Exercise goal —
Omit every picture and return the rest of the data unaltered.

Supplied entries —
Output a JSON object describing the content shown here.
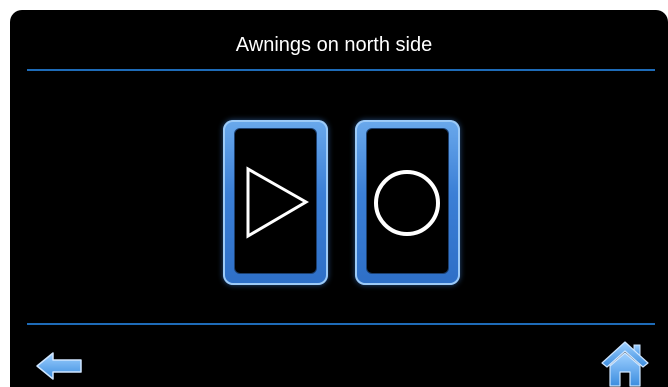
{
  "header": {
    "title": "Awnings on north side"
  },
  "controls": {
    "play_icon": "play-icon",
    "stop_icon": "stop-circle-icon"
  },
  "navigation": {
    "back_icon": "back-arrow-icon",
    "home_icon": "home-icon"
  },
  "colors": {
    "background": "#000000",
    "accent": "#3b7fd6",
    "divider": "#1e6bb8",
    "text": "#ffffff"
  }
}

Task output —
Output a JSON object describing the content shown here.
{
  "header": {
    "title": "Awnings on north side"
  },
  "controls": {
    "play_icon": "play-icon",
    "stop_icon": "stop-circle-icon"
  },
  "navigation": {
    "back_icon": "back-arrow-icon",
    "home_icon": "home-icon"
  },
  "colors": {
    "background": "#000000",
    "accent": "#3b7fd6",
    "divider": "#1e6bb8",
    "text": "#ffffff"
  }
}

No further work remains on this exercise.